[Saved data entries]

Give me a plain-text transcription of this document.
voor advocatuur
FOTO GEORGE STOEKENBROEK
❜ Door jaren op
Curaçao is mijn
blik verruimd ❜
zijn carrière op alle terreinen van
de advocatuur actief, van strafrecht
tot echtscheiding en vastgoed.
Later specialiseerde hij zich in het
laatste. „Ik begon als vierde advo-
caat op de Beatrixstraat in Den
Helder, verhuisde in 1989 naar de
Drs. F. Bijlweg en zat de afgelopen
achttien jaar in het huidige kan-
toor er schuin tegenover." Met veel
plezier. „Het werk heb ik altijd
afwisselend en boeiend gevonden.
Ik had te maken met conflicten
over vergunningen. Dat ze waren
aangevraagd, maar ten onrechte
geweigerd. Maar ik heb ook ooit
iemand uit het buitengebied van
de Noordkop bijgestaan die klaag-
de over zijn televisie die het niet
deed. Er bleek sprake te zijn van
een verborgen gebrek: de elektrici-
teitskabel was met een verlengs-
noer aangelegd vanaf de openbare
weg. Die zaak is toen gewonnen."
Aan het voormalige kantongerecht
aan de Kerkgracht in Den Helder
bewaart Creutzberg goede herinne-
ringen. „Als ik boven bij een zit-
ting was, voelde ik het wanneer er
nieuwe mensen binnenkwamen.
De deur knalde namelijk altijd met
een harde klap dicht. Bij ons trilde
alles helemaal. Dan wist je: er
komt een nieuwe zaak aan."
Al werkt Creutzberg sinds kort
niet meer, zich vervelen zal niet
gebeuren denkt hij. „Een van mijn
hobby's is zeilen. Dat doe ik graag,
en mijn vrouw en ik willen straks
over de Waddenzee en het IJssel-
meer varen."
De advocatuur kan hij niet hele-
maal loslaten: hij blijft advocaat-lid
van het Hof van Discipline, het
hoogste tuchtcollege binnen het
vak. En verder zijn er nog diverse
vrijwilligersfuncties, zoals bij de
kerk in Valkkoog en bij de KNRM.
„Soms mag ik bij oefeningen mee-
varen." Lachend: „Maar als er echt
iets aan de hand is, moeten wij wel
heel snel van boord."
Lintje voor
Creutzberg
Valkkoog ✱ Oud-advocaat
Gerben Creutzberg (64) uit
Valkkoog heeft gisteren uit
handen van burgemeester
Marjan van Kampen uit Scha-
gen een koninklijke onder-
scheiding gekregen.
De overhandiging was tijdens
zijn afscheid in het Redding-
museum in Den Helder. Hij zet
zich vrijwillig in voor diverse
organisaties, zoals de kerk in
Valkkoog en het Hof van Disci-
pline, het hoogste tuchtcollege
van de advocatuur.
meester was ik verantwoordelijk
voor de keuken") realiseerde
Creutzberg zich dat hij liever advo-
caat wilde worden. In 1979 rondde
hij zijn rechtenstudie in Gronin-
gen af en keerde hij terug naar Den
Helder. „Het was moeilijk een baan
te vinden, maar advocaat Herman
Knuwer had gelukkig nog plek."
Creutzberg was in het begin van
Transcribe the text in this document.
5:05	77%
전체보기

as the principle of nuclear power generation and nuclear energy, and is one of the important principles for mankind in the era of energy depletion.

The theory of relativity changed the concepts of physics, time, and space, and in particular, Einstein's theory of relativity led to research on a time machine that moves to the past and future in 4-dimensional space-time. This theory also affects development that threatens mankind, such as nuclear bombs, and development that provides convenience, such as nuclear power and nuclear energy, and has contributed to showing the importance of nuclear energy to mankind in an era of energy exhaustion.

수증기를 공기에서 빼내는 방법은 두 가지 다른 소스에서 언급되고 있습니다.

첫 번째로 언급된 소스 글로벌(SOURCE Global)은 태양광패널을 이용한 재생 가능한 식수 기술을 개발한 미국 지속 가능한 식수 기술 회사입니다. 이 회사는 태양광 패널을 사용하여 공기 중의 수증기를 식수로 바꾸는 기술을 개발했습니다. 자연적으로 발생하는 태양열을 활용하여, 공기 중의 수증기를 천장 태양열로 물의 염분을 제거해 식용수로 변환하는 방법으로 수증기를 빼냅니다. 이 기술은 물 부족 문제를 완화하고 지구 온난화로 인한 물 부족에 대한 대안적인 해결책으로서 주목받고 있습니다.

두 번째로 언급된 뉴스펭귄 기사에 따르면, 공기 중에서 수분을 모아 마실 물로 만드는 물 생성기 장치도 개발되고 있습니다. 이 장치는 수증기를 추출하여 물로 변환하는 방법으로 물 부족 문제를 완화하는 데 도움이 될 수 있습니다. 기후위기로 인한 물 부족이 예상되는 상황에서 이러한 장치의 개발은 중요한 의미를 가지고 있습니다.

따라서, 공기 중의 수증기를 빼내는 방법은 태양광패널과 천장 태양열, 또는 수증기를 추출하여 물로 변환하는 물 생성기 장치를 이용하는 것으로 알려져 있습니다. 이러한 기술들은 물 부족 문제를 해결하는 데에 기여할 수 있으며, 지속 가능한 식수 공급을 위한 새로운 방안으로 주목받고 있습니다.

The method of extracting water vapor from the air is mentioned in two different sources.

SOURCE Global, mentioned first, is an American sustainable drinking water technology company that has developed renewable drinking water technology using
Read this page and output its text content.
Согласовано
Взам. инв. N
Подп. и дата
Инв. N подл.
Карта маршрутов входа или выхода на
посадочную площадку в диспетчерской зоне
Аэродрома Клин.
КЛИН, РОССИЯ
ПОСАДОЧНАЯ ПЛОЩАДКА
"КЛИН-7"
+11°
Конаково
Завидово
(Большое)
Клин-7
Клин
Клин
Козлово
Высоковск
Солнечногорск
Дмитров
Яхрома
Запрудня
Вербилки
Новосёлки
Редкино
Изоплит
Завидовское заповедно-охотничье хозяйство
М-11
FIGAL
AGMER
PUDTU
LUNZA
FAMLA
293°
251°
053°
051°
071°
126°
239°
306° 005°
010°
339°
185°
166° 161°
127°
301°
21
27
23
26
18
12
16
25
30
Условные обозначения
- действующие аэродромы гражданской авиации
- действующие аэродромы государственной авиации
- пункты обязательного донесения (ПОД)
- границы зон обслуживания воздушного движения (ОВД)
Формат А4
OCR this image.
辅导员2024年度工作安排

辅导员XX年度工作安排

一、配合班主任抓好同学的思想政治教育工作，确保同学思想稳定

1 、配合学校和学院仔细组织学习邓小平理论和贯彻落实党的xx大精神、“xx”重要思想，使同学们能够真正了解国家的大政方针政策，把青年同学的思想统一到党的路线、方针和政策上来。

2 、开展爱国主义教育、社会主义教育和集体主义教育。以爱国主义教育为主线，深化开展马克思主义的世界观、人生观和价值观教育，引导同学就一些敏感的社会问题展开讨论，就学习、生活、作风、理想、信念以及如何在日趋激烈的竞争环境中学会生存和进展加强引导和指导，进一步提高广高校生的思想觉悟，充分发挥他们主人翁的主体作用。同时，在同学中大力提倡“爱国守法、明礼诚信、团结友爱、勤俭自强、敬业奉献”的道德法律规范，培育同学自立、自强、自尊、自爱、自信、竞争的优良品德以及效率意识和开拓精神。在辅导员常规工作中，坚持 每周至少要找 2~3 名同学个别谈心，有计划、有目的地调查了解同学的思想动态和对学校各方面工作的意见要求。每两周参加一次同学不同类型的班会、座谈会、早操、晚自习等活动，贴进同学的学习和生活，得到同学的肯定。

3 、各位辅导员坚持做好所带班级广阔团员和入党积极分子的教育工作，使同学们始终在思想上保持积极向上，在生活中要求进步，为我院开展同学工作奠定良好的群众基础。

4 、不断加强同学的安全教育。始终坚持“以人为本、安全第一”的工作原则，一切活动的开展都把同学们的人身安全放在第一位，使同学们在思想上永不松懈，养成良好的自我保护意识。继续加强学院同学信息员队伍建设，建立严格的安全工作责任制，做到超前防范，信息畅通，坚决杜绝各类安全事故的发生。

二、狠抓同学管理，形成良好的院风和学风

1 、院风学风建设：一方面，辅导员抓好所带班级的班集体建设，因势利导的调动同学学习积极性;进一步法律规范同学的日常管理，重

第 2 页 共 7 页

*What you have to do*. Count every line in the preceding entries where the string "text" appears, then state only the total.

*The result*. 3